#### [Aim]
Lines containing the word "кольцо" are to be located and copied.

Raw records

━━━━━━━━━━━━━━━━━━━━━━━━━━━━━━

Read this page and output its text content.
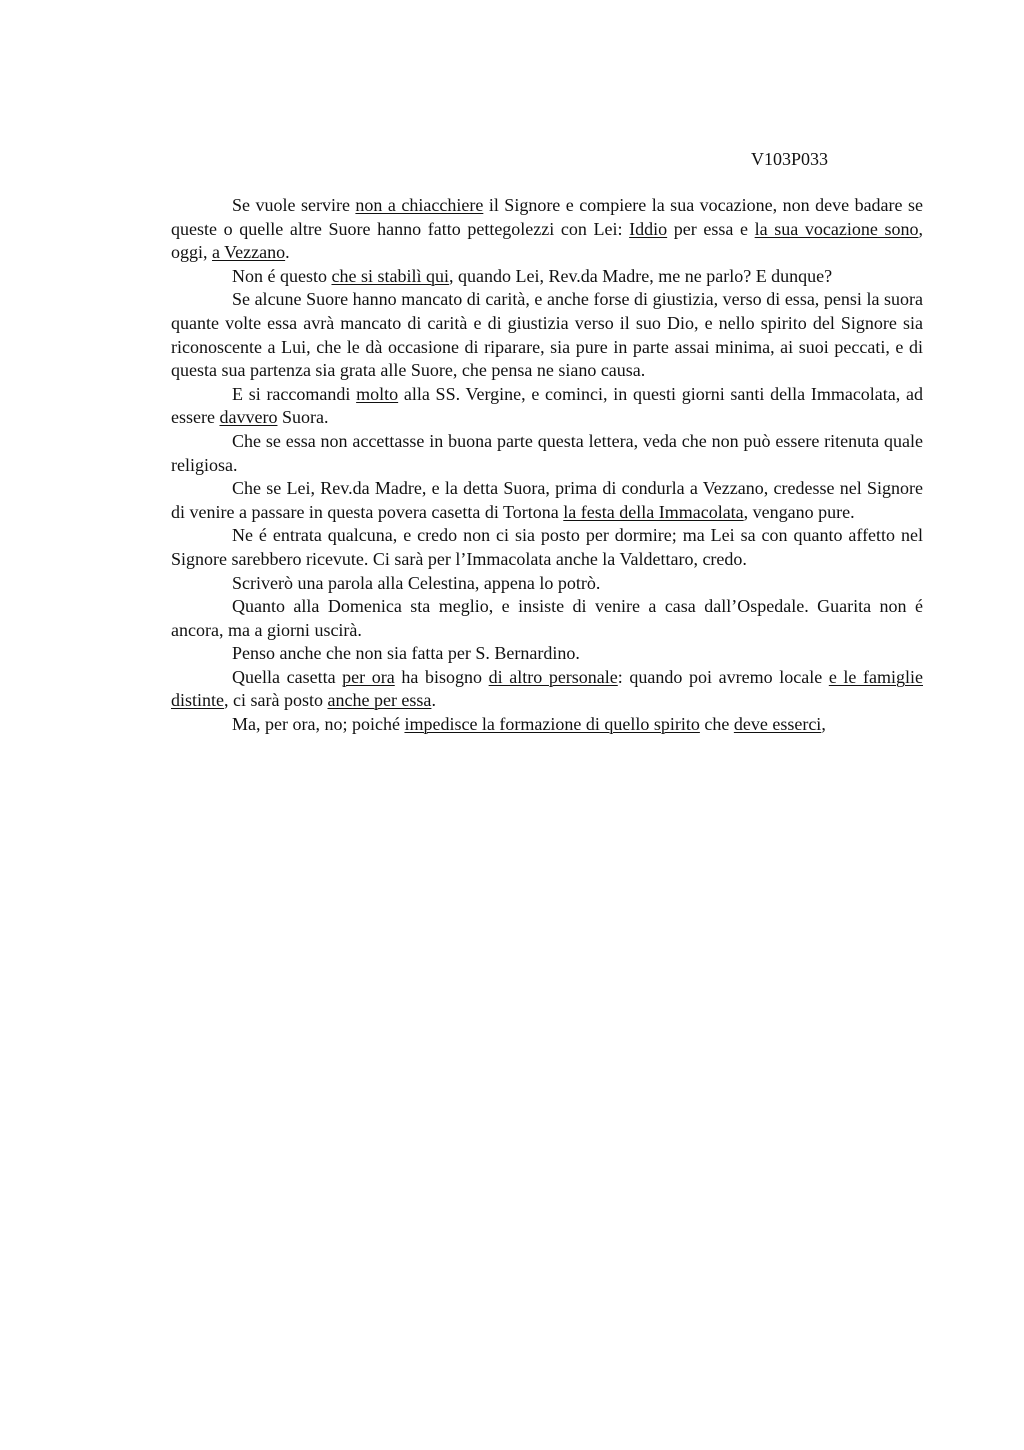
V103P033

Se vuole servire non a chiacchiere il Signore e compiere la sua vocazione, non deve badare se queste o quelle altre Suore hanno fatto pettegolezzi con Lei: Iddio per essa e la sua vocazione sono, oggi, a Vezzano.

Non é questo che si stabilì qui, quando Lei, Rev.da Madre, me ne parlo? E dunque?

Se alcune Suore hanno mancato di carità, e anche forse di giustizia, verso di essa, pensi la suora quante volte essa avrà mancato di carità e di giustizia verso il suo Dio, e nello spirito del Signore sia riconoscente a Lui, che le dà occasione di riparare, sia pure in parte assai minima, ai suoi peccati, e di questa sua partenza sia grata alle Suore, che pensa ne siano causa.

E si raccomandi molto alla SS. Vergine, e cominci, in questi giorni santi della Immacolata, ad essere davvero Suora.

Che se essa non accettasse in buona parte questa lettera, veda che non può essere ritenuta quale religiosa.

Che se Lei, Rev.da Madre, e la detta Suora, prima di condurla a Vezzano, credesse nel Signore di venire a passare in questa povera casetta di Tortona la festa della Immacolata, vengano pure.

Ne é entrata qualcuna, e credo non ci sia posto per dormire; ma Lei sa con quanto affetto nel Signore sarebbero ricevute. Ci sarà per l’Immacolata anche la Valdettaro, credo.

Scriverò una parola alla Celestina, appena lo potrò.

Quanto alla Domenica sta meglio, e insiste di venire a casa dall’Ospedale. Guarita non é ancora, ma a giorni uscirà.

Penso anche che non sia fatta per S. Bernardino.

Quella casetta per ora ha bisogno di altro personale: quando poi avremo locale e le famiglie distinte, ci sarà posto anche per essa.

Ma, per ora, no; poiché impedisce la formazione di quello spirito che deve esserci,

━━━━━━━━━━━━━━━━━━━━━━━━━━━━━━

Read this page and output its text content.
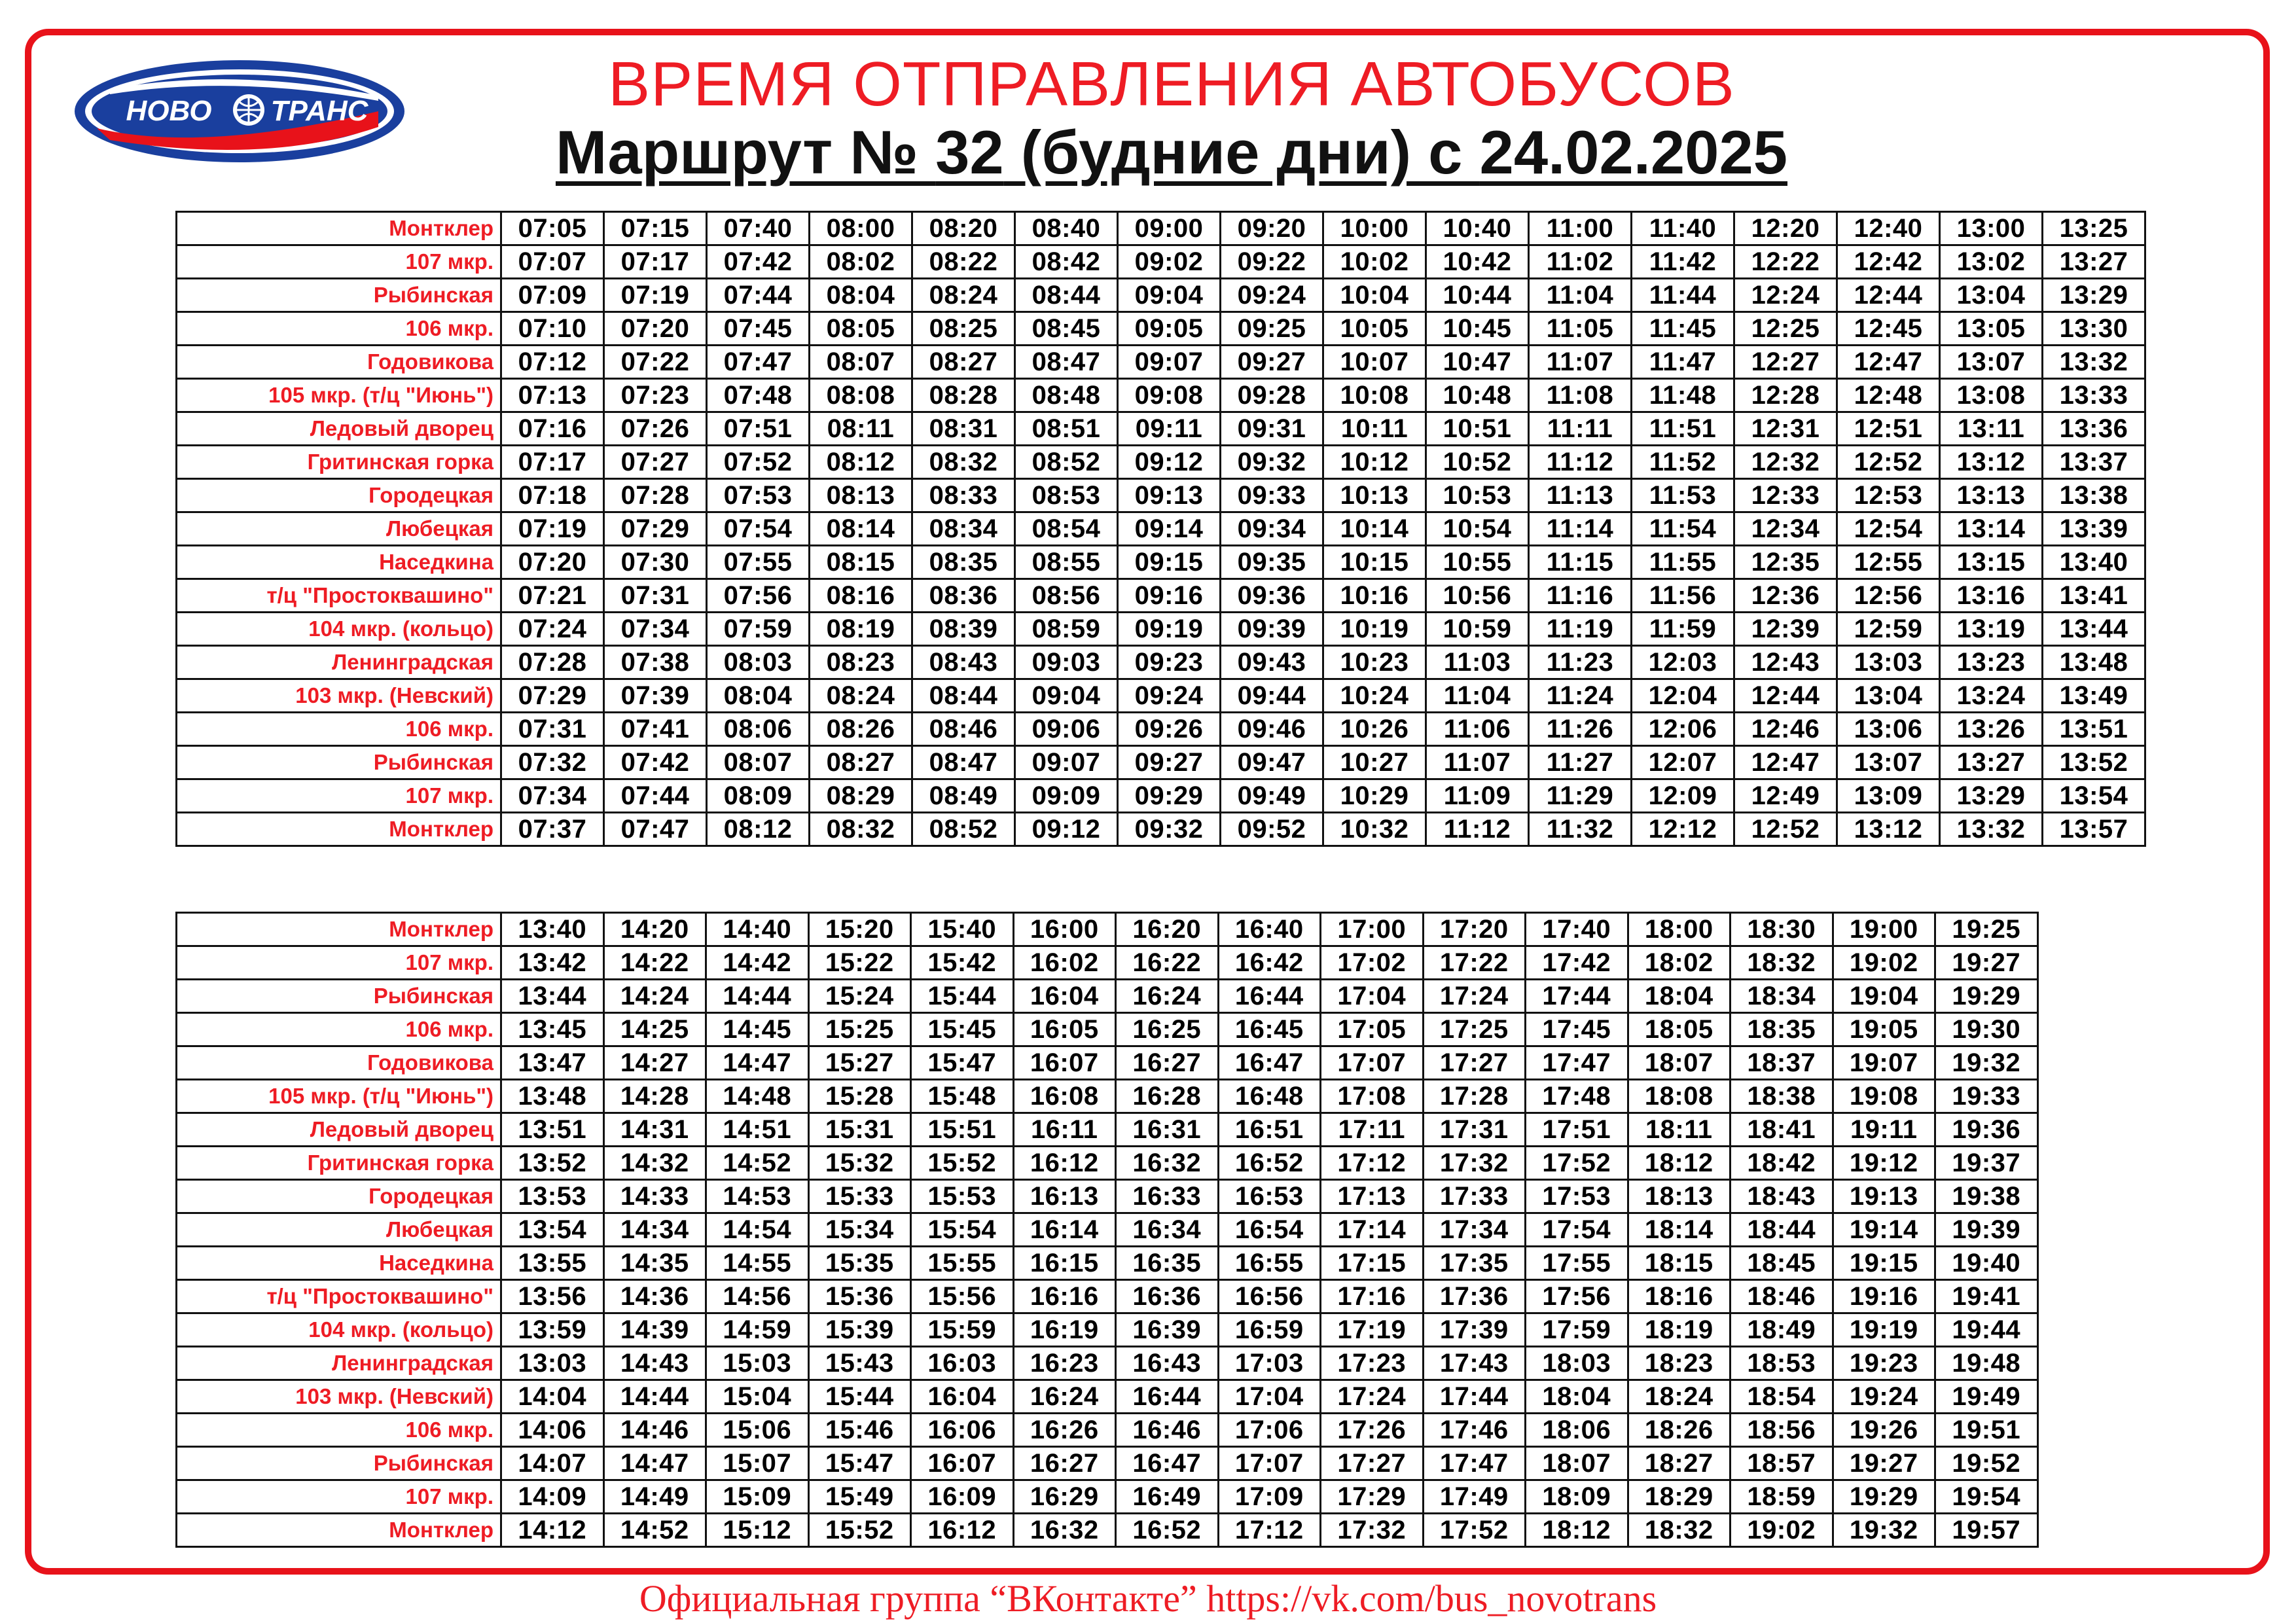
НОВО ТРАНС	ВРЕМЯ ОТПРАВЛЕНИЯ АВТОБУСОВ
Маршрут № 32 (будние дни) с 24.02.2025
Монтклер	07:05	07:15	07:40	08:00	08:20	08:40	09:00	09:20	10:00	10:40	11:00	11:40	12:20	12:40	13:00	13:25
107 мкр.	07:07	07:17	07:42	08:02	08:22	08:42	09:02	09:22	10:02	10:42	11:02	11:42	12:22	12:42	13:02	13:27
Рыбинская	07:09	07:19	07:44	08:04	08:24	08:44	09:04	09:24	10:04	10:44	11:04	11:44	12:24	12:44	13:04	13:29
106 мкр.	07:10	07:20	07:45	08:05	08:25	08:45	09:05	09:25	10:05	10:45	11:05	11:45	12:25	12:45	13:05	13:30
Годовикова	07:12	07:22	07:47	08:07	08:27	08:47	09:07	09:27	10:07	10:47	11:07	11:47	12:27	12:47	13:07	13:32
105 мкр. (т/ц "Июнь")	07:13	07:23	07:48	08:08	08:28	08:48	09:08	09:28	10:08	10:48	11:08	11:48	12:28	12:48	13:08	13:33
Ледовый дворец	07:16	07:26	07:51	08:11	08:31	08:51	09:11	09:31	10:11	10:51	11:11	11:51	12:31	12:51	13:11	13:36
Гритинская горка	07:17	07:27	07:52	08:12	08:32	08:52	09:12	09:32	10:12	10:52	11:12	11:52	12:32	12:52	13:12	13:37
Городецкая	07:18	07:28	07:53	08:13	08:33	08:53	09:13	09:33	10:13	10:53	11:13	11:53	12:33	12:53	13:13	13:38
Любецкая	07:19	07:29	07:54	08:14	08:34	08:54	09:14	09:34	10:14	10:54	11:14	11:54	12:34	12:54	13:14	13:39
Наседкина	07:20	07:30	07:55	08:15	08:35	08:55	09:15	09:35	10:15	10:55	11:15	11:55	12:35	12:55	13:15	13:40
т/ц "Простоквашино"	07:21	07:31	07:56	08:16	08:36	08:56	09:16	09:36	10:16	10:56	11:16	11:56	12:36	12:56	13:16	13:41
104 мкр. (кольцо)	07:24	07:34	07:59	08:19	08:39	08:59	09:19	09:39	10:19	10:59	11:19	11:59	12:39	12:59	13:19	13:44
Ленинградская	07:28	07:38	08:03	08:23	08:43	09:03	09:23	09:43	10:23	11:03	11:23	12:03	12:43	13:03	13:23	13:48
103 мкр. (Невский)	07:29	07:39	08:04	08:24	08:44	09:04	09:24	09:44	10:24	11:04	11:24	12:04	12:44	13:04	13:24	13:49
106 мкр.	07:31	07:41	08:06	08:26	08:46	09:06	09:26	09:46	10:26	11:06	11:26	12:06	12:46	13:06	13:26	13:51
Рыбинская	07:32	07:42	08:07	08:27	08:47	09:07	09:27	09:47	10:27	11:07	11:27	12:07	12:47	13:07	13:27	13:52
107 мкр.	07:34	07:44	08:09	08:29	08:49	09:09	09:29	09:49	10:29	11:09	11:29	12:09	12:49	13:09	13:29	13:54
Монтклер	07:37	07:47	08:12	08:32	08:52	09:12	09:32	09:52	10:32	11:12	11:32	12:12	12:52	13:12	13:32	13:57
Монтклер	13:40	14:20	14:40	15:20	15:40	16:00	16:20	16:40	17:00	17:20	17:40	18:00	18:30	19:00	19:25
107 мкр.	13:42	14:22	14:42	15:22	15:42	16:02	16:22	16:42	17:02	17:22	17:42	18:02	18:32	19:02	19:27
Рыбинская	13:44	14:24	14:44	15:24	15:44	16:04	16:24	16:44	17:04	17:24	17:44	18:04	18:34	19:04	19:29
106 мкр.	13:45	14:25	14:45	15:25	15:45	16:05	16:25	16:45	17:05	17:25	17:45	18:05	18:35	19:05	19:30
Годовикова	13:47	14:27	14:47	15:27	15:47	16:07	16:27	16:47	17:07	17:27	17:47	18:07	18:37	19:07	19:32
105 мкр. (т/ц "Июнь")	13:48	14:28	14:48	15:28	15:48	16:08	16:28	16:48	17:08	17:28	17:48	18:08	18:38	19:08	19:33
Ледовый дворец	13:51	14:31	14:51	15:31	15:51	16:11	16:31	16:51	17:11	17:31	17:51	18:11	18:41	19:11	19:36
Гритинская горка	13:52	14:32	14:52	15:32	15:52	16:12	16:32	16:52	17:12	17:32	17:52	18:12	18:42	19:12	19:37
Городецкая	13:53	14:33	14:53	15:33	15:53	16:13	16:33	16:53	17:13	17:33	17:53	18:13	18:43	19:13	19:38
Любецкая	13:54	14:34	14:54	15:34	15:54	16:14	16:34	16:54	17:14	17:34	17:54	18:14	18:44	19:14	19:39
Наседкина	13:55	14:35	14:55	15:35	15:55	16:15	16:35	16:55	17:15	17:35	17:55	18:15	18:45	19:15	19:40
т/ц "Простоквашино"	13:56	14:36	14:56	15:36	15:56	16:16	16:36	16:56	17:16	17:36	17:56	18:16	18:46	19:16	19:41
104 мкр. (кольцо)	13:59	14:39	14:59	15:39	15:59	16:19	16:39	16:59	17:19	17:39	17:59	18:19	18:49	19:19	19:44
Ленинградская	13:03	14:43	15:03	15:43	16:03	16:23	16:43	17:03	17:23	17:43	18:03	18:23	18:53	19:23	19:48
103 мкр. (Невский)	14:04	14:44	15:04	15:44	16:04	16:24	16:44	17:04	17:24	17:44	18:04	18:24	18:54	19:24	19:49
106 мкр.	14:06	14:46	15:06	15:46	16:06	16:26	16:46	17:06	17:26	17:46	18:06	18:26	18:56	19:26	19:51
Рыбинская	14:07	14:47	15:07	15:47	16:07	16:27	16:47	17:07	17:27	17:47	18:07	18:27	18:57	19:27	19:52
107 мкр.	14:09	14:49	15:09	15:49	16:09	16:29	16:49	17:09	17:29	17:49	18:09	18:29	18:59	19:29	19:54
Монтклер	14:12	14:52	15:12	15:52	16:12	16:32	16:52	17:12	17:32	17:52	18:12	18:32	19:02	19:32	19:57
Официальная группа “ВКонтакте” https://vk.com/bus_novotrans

━━━━━━━━━━━━━━━━━━━━━━━━━━━━━━

#### [Solution]
104 мкр. (кольцо)	07:24	07:34	07:59	08:19	08:39	08:59	09:19	09:39	10:19	10:59	11:19	11:59	12:39	12:59	13:19	13:44
104 мкр. (кольцо)	13:59	14:39	14:59	15:39	15:59	16:19	16:39	16:59	17:19	17:39	17:59	18:19	18:49	19:19	19:44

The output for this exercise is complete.